GIVEN TASK: Output all lines exactly, with nothing added or dropped.

DATA IN THIS EXERCISE:

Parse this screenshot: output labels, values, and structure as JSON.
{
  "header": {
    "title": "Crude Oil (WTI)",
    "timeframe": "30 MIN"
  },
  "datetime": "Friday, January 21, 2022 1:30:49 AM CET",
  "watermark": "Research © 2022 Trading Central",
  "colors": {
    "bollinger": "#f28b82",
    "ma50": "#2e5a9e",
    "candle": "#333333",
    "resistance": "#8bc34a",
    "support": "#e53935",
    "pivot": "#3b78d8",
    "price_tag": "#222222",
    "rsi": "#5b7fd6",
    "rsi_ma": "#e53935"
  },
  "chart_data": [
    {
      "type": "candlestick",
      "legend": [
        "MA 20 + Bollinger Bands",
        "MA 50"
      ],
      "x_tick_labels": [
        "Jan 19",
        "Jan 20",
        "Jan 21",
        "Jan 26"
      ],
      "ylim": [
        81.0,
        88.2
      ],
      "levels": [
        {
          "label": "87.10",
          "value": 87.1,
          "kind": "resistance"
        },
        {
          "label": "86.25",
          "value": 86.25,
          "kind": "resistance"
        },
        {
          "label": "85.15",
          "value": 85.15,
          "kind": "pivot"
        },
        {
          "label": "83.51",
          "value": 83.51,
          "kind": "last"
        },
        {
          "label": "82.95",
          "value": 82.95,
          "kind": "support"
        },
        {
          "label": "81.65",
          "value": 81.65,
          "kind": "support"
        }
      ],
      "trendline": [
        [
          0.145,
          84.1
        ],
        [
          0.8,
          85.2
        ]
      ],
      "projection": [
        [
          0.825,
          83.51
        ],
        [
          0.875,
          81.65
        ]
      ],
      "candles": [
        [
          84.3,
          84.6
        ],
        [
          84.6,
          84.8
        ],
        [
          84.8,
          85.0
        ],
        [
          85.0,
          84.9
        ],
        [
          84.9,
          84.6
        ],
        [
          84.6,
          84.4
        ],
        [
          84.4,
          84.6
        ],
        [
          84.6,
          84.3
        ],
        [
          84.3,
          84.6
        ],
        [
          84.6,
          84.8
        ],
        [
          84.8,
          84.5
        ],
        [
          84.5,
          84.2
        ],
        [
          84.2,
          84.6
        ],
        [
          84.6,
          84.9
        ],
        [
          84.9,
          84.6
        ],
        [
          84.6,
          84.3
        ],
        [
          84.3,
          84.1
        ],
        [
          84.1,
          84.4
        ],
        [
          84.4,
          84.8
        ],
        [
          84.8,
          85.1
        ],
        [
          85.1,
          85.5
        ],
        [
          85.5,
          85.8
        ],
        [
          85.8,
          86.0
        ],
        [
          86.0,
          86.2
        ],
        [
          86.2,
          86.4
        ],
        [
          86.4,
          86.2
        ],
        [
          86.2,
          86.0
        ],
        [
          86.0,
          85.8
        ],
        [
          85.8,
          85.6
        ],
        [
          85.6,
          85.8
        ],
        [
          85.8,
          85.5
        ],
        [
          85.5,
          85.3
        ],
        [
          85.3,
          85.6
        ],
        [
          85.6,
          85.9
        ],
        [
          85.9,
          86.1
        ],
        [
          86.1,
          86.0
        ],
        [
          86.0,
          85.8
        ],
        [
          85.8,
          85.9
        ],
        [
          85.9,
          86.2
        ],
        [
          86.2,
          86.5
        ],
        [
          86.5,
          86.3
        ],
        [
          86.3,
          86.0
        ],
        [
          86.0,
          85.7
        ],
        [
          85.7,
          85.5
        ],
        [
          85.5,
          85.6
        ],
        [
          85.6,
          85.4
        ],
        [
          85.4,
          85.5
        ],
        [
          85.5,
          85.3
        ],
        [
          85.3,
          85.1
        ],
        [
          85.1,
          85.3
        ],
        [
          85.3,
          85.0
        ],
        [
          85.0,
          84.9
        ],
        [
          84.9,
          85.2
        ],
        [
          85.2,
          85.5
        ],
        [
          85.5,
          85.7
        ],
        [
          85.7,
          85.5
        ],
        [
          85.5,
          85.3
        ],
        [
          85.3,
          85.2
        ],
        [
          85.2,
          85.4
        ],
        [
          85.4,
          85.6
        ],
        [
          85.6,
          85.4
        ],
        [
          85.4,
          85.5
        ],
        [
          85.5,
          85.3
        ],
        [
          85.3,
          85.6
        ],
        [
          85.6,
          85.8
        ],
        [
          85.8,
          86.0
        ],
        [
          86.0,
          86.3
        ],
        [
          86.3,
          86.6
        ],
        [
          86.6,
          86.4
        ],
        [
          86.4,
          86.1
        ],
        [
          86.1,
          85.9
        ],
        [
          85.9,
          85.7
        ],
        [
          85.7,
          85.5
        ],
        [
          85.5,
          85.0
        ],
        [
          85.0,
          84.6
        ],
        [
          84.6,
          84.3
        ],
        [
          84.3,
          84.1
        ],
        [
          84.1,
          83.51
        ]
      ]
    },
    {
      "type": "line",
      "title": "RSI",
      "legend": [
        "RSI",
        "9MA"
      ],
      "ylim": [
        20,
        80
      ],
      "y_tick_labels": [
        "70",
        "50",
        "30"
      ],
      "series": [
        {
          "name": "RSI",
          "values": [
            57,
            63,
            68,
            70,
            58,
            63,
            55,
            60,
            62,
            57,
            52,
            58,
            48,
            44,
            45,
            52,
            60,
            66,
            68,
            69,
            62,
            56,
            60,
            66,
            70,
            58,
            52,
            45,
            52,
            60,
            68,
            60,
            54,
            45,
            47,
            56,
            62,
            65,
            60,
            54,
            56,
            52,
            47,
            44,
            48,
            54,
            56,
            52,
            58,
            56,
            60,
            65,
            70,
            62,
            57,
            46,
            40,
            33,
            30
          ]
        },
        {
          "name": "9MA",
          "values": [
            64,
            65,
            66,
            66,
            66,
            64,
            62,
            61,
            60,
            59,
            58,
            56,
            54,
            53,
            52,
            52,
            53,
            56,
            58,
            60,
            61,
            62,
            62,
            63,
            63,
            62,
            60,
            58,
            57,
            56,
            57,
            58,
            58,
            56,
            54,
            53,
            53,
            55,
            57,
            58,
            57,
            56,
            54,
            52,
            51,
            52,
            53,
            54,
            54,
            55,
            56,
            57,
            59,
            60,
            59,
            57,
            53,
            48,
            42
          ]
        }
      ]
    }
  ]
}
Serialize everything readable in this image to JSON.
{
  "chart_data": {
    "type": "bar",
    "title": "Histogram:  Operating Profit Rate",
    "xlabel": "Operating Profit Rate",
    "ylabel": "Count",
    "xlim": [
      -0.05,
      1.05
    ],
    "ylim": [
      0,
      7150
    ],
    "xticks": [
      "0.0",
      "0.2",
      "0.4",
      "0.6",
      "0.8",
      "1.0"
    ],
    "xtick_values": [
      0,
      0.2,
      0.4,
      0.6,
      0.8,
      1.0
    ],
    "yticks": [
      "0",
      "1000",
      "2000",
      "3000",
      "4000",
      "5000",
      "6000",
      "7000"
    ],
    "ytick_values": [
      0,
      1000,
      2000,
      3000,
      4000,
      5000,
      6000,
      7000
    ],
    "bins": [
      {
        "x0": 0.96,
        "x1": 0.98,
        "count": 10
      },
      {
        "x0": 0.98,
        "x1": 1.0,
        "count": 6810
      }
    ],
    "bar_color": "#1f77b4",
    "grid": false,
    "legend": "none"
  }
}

RESPONSE TO THE TASK:
Parse this screenshot: output labels, values, and structure as JSON.
{
  "header": {
    "title": "Crude Oil (WTI)",
    "timeframe": "30 MIN"
  },
  "datetime": "Friday, January 21, 2022 1:30:49 AM CET",
  "watermark": "Research © 2022 Trading Central",
  "colors": {
    "bollinger": "#f28b82",
    "ma50": "#2e5a9e",
    "candle": "#333333",
    "resistance": "#8bc34a",
    "support": "#e53935",
    "pivot": "#3b78d8",
    "price_tag": "#222222",
    "rsi": "#5b7fd6",
    "rsi_ma": "#e53935"
  },
  "chart_data": [
    {
      "type": "candlestick",
      "legend": [
        "MA 20 + Bollinger Bands",
        "MA 50"
      ],
      "x_tick_labels": [
        "Jan 19",
        "Jan 20",
        "Jan 21",
        "Jan 26"
      ],
      "ylim": [
        81.0,
        88.2
      ],
      "levels": [
        {
          "label": "87.10",
          "value": 87.1,
          "kind": "resistance"
        },
        {
          "label": "86.25",
          "value": 86.25,
          "kind": "resistance"
        },
        {
          "label": "85.15",
          "value": 85.15,
          "kind": "pivot"
        },
        {
          "label": "83.51",
          "value": 83.51,
          "kind": "last"
        },
        {
          "label": "82.95",
          "value": 82.95,
          "kind": "support"
        },
        {
          "label": "81.65",
          "value": 81.65,
          "kind": "support"
        }
      ],
      "trendline": [
        [
          0.145,
          84.1
        ],
        [
          0.8,
          85.2
        ]
      ],
      "projection": [
        [
          0.825,
          83.51
        ],
        [
          0.875,
          81.65
        ]
      ],
      "candles": [
        [
          84.3,
          84.6
        ],
        [
          84.6,
          84.8
        ],
        [
          84.8,
          85.0
        ],
        [
          85.0,
          84.9
        ],
        [
          84.9,
          84.6
        ],
        [
          84.6,
          84.4
        ],
        [
          84.4,
          84.6
        ],
        [
          84.6,
          84.3
        ],
        [
          84.3,
          84.6
        ],
        [
          84.6,
          84.8
        ],
        [
          84.8,
          84.5
        ],
        [
          84.5,
          84.2
        ],
        [
          84.2,
          84.6
        ],
        [
          84.6,
          84.9
        ],
        [
          84.9,
          84.6
        ],
        [
          84.6,
          84.3
        ],
        [
          84.3,
          84.1
        ],
        [
          84.1,
          84.4
        ],
        [
          84.4,
          84.8
        ],
        [
          84.8,
          85.1
        ],
        [
          85.1,
          85.5
        ],
        [
          85.5,
          85.8
        ],
        [
          85.8,
          86.0
        ],
        [
          86.0,
          86.2
        ],
        [
          86.2,
          86.4
        ],
        [
          86.4,
          86.2
        ],
        [
          86.2,
          86.0
        ],
        [
          86.0,
          85.8
        ],
        [
          85.8,
          85.6
        ],
        [
          85.6,
          85.8
        ],
        [
          85.8,
          85.5
        ],
        [
          85.5,
          85.3
        ],
        [
          85.3,
          85.6
        ],
        [
          85.6,
          85.9
        ],
        [
          85.9,
          86.1
        ],
        [
          86.1,
          86.0
        ],
        [
          86.0,
          85.8
        ],
        [
          85.8,
          85.9
        ],
        [
          85.9,
          86.2
        ],
        [
          86.2,
          86.5
        ],
        [
          86.5,
          86.3
        ],
        [
          86.3,
          86.0
        ],
        [
          86.0,
          85.7
        ],
        [
          85.7,
          85.5
        ],
        [
          85.5,
          85.6
        ],
        [
          85.6,
          85.4
        ],
        [
          85.4,
          85.5
        ],
        [
          85.5,
          85.3
        ],
        [
          85.3,
          85.1
        ],
        [
          85.1,
          85.3
        ],
        [
          85.3,
          85.0
        ],
        [
          85.0,
          84.9
        ],
        [
          84.9,
          85.2
        ],
        [
          85.2,
          85.5
        ],
        [
          85.5,
          85.7
        ],
        [
          85.7,
          85.5
        ],
        [
          85.5,
          85.3
        ],
        [
          85.3,
          85.2
        ],
        [
          85.2,
          85.4
        ],
        [
          85.4,
          85.6
        ],
        [
          85.6,
          85.4
        ],
        [
          85.4,
          85.5
        ],
        [
          85.5,
          85.3
        ],
        [
          85.3,
          85.6
        ],
        [
          85.6,
          85.8
        ],
        [
          85.8,
          86.0
        ],
        [
          86.0,
          86.3
        ],
        [
          86.3,
          86.6
        ],
        [
          86.6,
          86.4
        ],
        [
          86.4,
          86.1
        ],
        [
          86.1,
          85.9
        ],
        [
          85.9,
          85.7
        ],
        [
          85.7,
          85.5
        ],
        [
          85.5,
          85.0
        ],
        [
          85.0,
          84.6
        ],
        [
          84.6,
          84.3
        ],
        [
          84.3,
          84.1
        ],
        [
          84.1,
          83.51
        ]
      ]
    },
    {
      "type": "line",
      "title": "RSI",
      "legend": [
        "RSI",
        "9MA"
      ],
      "ylim": [
        20,
        80
      ],
      "y_tick_labels": [
        "70",
        "50",
        "30"
      ],
      "series": [
        {
          "name": "RSI",
          "values": [
            57,
            63,
            68,
            70,
            58,
            63,
            55,
            60,
            62,
            57,
            52,
            58,
            48,
            44,
            45,
            52,
            60,
            66,
            68,
            69,
            62,
            56,
            60,
            66,
            70,
            58,
            52,
            45,
            52,
            60,
            68,
            60,
            54,
            45,
            47,
            56,
            62,
            65,
            60,
            54,
            56,
            52,
            47,
            44,
            48,
            54,
            56,
            52,
            58,
            56,
            60,
            65,
            70,
            62,
            57,
            46,
            40,
            33,
            30
          ]
        },
        {
          "name": "9MA",
          "values": [
            64,
            65,
            66,
            66,
            66,
            64,
            62,
            61,
            60,
            59,
            58,
            56,
            54,
            53,
            52,
            52,
            53,
            56,
            58,
            60,
            61,
            62,
            62,
            63,
            63,
            62,
            60,
            58,
            57,
            56,
            57,
            58,
            58,
            56,
            54,
            53,
            53,
            55,
            57,
            58,
            57,
            56,
            54,
            52,
            51,
            52,
            53,
            54,
            54,
            55,
            56,
            57,
            59,
            60,
            59,
            57,
            53,
            48,
            42
          ]
        }
      ]
    }
  ]
}
Serialize everything readable in this image to JSON.
{
  "chart_data": {
    "type": "bar",
    "title": "Histogram:  Operating Profit Rate",
    "xlabel": "Operating Profit Rate",
    "ylabel": "Count",
    "xlim": [
      -0.05,
      1.05
    ],
    "ylim": [
      0,
      7150
    ],
    "xticks": [
      "0.0",
      "0.2",
      "0.4",
      "0.6",
      "0.8",
      "1.0"
    ],
    "xtick_values": [
      0,
      0.2,
      0.4,
      0.6,
      0.8,
      1.0
    ],
    "yticks": [
      "0",
      "1000",
      "2000",
      "3000",
      "4000",
      "5000",
      "6000",
      "7000"
    ],
    "ytick_values": [
      0,
      1000,
      2000,
      3000,
      4000,
      5000,
      6000,
      7000
    ],
    "bins": [
      {
        "x0": 0.96,
        "x1": 0.98,
        "count": 10
      },
      {
        "x0": 0.98,
        "x1": 1.0,
        "count": 6810
      }
    ],
    "bar_color": "#1f77b4",
    "grid": false,
    "legend": "none"
  }
}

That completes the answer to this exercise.